Input material —
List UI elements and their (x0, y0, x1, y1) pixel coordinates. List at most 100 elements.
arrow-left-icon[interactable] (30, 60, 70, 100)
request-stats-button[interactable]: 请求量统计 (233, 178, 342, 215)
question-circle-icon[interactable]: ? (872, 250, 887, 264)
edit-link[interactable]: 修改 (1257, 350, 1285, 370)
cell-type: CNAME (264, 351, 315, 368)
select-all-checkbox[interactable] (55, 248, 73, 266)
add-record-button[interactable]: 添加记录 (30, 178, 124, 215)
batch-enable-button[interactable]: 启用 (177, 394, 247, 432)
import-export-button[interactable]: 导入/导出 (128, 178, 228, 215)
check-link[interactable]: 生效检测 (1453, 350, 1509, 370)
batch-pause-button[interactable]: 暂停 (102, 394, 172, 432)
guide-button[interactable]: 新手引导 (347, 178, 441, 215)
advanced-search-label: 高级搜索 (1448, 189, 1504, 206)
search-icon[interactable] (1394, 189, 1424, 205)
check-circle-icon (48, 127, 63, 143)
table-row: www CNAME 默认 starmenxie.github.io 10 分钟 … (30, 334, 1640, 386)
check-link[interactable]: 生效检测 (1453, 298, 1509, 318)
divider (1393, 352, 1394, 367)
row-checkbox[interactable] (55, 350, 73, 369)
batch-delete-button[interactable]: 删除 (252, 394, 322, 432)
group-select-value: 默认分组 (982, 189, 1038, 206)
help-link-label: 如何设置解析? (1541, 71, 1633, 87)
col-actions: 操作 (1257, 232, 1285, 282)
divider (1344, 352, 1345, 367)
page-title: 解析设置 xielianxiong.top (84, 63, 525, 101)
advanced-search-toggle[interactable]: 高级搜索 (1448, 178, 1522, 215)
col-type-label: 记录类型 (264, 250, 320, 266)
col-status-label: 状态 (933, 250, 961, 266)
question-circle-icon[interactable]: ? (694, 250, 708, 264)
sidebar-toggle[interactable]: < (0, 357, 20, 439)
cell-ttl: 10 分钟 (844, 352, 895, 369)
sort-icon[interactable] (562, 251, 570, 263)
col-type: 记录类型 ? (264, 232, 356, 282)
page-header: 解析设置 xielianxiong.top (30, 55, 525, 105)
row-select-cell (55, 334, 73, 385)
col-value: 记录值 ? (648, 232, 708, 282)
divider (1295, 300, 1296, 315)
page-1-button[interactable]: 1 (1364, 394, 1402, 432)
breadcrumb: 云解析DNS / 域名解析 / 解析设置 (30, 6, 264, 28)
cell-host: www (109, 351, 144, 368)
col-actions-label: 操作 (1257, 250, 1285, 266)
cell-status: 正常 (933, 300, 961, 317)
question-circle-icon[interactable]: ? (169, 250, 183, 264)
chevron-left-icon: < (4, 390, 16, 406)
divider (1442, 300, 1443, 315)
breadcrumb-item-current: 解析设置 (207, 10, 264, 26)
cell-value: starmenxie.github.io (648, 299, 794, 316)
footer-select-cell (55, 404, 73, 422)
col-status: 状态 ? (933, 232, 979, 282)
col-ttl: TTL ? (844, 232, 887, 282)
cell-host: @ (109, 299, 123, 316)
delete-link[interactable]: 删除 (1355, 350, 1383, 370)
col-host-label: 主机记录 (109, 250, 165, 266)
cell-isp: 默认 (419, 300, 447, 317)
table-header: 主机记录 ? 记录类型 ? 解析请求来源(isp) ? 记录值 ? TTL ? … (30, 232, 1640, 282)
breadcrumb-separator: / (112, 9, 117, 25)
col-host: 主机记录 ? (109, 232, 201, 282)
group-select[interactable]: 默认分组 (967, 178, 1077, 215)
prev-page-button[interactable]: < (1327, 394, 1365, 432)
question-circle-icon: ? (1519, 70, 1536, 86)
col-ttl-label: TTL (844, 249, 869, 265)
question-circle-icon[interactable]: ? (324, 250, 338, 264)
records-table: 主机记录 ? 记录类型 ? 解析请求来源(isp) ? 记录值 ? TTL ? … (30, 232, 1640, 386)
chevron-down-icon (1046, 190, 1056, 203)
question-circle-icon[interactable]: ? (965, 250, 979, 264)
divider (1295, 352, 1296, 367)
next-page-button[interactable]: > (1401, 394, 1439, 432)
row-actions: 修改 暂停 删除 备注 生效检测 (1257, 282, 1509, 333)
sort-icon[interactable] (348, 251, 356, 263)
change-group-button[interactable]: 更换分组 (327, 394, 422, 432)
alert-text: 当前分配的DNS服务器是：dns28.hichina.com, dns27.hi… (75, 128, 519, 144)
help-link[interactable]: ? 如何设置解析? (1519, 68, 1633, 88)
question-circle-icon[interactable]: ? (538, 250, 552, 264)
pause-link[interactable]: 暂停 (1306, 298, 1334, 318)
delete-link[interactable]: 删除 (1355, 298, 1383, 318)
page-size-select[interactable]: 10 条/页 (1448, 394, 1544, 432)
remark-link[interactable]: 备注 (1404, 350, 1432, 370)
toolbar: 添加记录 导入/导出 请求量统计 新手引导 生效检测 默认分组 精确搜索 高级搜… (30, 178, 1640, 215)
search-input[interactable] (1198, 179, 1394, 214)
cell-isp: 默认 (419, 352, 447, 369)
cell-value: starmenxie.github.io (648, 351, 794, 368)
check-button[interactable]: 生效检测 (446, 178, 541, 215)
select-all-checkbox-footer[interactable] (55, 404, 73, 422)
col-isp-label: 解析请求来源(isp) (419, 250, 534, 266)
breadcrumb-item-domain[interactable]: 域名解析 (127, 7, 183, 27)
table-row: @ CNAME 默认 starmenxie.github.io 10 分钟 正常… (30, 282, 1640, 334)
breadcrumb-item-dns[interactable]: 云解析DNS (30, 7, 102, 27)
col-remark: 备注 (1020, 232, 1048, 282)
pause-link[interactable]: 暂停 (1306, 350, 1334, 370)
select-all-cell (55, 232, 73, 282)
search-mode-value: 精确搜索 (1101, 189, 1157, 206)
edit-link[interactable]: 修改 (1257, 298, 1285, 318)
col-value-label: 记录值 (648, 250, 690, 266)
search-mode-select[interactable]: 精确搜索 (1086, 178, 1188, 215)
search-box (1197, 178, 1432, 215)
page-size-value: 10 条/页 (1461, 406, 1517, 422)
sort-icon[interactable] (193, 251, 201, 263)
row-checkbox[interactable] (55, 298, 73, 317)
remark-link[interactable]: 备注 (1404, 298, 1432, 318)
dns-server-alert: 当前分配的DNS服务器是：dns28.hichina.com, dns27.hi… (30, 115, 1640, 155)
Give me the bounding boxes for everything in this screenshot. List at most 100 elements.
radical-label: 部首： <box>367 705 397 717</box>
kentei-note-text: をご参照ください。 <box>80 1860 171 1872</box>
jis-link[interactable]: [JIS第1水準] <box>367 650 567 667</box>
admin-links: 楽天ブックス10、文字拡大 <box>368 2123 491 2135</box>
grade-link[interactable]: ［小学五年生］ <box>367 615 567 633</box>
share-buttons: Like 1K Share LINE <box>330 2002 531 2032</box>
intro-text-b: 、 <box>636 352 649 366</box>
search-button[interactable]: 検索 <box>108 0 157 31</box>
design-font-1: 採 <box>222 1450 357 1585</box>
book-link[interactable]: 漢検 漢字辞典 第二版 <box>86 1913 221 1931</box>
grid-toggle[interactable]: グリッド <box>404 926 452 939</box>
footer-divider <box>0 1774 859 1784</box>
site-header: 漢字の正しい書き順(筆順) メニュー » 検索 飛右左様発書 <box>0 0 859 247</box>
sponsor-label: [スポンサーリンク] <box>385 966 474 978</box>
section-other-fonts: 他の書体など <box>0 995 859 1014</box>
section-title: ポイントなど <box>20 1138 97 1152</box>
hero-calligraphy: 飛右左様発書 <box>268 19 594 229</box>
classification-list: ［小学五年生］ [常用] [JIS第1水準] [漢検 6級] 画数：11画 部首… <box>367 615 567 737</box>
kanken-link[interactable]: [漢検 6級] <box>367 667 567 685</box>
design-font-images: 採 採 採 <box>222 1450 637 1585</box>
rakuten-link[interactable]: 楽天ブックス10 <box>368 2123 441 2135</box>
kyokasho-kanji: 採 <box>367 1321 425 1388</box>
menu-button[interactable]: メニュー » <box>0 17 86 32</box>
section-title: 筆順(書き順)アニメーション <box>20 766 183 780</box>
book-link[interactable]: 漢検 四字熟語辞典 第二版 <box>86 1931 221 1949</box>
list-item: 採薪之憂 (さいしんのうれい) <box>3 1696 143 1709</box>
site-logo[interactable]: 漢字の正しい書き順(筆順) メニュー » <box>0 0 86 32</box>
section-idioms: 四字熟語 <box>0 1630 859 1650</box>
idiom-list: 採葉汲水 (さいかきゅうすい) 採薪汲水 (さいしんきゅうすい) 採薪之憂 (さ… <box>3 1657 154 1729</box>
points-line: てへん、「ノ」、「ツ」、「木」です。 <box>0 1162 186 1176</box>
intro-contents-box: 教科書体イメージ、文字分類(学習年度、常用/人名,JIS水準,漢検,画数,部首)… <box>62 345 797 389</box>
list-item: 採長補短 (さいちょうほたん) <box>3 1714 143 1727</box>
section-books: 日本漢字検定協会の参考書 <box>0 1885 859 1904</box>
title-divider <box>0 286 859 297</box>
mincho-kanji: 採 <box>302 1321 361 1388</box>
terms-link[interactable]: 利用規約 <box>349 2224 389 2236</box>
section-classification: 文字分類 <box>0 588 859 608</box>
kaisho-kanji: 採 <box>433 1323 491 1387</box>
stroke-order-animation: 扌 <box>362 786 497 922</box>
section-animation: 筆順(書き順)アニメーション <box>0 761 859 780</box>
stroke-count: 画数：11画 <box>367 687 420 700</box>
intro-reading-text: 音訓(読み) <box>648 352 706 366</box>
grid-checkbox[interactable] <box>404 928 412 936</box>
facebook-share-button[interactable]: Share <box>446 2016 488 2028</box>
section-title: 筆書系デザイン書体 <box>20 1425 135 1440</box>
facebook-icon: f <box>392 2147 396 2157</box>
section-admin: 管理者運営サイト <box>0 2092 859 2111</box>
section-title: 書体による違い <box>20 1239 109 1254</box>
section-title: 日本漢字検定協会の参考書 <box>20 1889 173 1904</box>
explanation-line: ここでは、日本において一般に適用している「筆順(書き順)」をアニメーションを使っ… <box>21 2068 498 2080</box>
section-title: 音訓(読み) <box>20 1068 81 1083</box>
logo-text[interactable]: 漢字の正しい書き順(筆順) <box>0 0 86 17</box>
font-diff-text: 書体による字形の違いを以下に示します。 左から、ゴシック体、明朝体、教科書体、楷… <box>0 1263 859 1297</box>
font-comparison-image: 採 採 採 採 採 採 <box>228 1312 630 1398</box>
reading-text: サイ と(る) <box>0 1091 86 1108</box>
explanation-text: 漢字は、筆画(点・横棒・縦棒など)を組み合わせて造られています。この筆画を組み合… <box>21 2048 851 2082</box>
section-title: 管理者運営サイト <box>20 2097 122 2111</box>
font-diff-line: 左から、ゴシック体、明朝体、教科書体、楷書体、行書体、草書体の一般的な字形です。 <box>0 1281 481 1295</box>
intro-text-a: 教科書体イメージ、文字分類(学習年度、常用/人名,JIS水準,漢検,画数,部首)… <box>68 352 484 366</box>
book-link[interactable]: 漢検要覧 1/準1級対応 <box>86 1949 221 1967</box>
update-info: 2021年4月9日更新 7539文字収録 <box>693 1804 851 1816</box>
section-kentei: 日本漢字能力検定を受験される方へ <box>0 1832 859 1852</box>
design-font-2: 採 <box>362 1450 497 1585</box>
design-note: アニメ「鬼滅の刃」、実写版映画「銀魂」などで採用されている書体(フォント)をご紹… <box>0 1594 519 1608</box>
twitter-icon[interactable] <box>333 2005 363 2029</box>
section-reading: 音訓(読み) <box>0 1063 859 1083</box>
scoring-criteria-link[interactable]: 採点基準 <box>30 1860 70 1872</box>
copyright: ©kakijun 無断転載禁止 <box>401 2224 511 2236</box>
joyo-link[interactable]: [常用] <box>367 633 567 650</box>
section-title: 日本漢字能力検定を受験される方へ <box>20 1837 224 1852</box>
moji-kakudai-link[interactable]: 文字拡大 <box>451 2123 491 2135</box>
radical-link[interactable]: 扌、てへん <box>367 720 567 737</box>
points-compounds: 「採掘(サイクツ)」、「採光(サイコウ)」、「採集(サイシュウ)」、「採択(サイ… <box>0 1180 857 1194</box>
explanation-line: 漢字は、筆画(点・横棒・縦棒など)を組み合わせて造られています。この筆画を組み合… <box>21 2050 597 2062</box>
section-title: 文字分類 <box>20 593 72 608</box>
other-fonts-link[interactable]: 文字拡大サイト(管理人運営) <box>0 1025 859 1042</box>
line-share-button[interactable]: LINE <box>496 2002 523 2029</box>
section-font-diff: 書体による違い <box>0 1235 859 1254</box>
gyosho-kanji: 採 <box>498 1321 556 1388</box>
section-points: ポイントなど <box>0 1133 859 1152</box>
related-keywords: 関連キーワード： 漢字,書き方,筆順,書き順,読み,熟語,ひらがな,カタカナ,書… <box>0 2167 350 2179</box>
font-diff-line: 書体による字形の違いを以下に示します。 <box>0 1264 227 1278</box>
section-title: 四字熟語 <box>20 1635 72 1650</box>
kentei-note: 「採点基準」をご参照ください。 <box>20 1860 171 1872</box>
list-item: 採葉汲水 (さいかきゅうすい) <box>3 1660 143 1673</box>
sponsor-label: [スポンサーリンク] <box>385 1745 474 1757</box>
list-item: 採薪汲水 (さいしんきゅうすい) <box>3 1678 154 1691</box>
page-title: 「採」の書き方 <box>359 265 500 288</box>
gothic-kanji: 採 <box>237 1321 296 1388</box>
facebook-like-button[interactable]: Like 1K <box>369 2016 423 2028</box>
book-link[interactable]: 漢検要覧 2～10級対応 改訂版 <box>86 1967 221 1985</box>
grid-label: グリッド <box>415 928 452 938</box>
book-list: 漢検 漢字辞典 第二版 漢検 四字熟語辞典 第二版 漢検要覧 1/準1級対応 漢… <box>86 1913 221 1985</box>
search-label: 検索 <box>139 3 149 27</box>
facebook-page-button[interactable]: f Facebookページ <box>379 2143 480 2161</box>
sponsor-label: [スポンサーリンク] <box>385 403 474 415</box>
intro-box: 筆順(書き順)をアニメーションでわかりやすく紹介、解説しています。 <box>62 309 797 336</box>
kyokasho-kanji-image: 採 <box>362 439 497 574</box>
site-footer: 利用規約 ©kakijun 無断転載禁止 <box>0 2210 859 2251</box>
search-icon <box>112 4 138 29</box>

--

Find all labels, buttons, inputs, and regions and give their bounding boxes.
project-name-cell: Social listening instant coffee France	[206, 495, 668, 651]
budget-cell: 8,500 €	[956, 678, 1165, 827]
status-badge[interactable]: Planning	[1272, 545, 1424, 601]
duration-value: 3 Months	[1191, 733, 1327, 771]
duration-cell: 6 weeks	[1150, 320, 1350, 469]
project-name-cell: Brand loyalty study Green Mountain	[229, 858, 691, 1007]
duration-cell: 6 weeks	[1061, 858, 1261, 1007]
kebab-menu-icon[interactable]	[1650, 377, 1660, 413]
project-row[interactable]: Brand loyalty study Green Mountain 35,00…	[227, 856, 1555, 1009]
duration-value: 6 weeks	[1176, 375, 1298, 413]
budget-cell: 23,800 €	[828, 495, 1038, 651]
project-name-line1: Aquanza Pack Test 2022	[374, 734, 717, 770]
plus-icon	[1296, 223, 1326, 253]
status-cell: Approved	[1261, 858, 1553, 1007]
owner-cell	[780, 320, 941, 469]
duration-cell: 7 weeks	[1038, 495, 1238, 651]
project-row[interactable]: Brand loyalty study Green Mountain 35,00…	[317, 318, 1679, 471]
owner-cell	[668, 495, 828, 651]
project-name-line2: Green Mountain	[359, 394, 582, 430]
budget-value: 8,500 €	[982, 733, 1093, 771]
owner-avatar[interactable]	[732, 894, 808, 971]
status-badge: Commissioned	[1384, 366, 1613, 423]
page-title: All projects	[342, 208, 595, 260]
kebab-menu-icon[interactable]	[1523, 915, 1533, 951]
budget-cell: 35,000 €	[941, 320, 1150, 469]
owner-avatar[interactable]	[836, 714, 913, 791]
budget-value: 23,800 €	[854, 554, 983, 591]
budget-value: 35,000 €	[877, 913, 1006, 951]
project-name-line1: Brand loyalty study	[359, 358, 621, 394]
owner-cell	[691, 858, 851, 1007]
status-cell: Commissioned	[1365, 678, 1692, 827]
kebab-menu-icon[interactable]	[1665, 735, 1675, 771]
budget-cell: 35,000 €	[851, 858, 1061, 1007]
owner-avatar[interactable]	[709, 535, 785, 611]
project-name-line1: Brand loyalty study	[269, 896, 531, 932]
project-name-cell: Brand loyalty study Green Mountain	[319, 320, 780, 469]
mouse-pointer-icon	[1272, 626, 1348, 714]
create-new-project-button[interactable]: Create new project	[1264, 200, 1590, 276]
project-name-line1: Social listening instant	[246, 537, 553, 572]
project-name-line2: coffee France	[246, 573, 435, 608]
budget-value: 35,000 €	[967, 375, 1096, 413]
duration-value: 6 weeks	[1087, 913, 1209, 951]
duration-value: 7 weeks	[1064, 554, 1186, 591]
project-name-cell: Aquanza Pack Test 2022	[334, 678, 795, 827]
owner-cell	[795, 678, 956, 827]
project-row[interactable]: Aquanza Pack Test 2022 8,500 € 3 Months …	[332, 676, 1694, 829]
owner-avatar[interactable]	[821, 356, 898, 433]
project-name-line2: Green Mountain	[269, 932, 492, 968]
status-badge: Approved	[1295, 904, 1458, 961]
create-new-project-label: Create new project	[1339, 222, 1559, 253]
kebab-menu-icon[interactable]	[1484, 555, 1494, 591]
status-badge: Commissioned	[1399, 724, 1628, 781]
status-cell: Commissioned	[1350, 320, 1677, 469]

The task — Please revise the records, starting at the line that has "List UI elements" and stopping after the line that has "breadcrumb-item-current: 解析设置 (207, 10, 264, 26)". In that span, change "batch-pause-button" to "batch-suspend-button", keep everything else unchanged, and return only those lines.

Response —
List UI elements and their (x0, y0, x1, y1) pixel coordinates. List at most 100 elements.
arrow-left-icon[interactable] (30, 60, 70, 100)
request-stats-button[interactable]: 请求量统计 (233, 178, 342, 215)
question-circle-icon[interactable]: ? (872, 250, 887, 264)
edit-link[interactable]: 修改 (1257, 350, 1285, 370)
cell-type: CNAME (264, 351, 315, 368)
select-all-checkbox[interactable] (55, 248, 73, 266)
add-record-button[interactable]: 添加记录 (30, 178, 124, 215)
batch-enable-button[interactable]: 启用 (177, 394, 247, 432)
import-export-button[interactable]: 导入/导出 (128, 178, 228, 215)
check-link[interactable]: 生效检测 (1453, 350, 1509, 370)
batch-suspend-button[interactable]: 暂停 (102, 394, 172, 432)
guide-button[interactable]: 新手引导 (347, 178, 441, 215)
advanced-search-label: 高级搜索 (1448, 189, 1504, 206)
search-icon[interactable] (1394, 189, 1424, 205)
check-circle-icon (48, 127, 63, 143)
table-row: www CNAME 默认 starmenxie.github.io 10 分钟 … (30, 334, 1640, 386)
check-link[interactable]: 生效检测 (1453, 298, 1509, 318)
divider (1393, 352, 1394, 367)
row-checkbox[interactable] (55, 350, 73, 369)
batch-delete-button[interactable]: 删除 (252, 394, 322, 432)
group-select-value: 默认分组 (982, 189, 1038, 206)
help-link-label: 如何设置解析? (1541, 71, 1633, 87)
col-actions: 操作 (1257, 232, 1285, 282)
divider (1344, 352, 1345, 367)
page-title: 解析设置 xielianxiong.top (84, 63, 525, 101)
advanced-search-toggle[interactable]: 高级搜索 (1448, 178, 1522, 215)
col-type-label: 记录类型 (264, 250, 320, 266)
col-status-label: 状态 (933, 250, 961, 266)
question-circle-icon[interactable]: ? (694, 250, 708, 264)
sidebar-toggle[interactable]: < (0, 357, 20, 439)
cell-ttl: 10 分钟 (844, 352, 895, 369)
sort-icon[interactable] (562, 251, 570, 263)
col-type: 记录类型 ? (264, 232, 356, 282)
page-header: 解析设置 xielianxiong.top (30, 55, 525, 105)
row-select-cell (55, 334, 73, 385)
col-value: 记录值 ? (648, 232, 708, 282)
divider (1295, 300, 1296, 315)
page-1-button[interactable]: 1 (1364, 394, 1402, 432)
breadcrumb: 云解析DNS / 域名解析 / 解析设置 (30, 6, 264, 28)
cell-host: www (109, 351, 144, 368)
col-actions-label: 操作 (1257, 250, 1285, 266)
cell-status: 正常 (933, 300, 961, 317)
question-circle-icon[interactable]: ? (169, 250, 183, 264)
chevron-left-icon: < (4, 390, 16, 406)
divider (1442, 300, 1443, 315)
breadcrumb-item-current: 解析设置 (207, 10, 264, 26)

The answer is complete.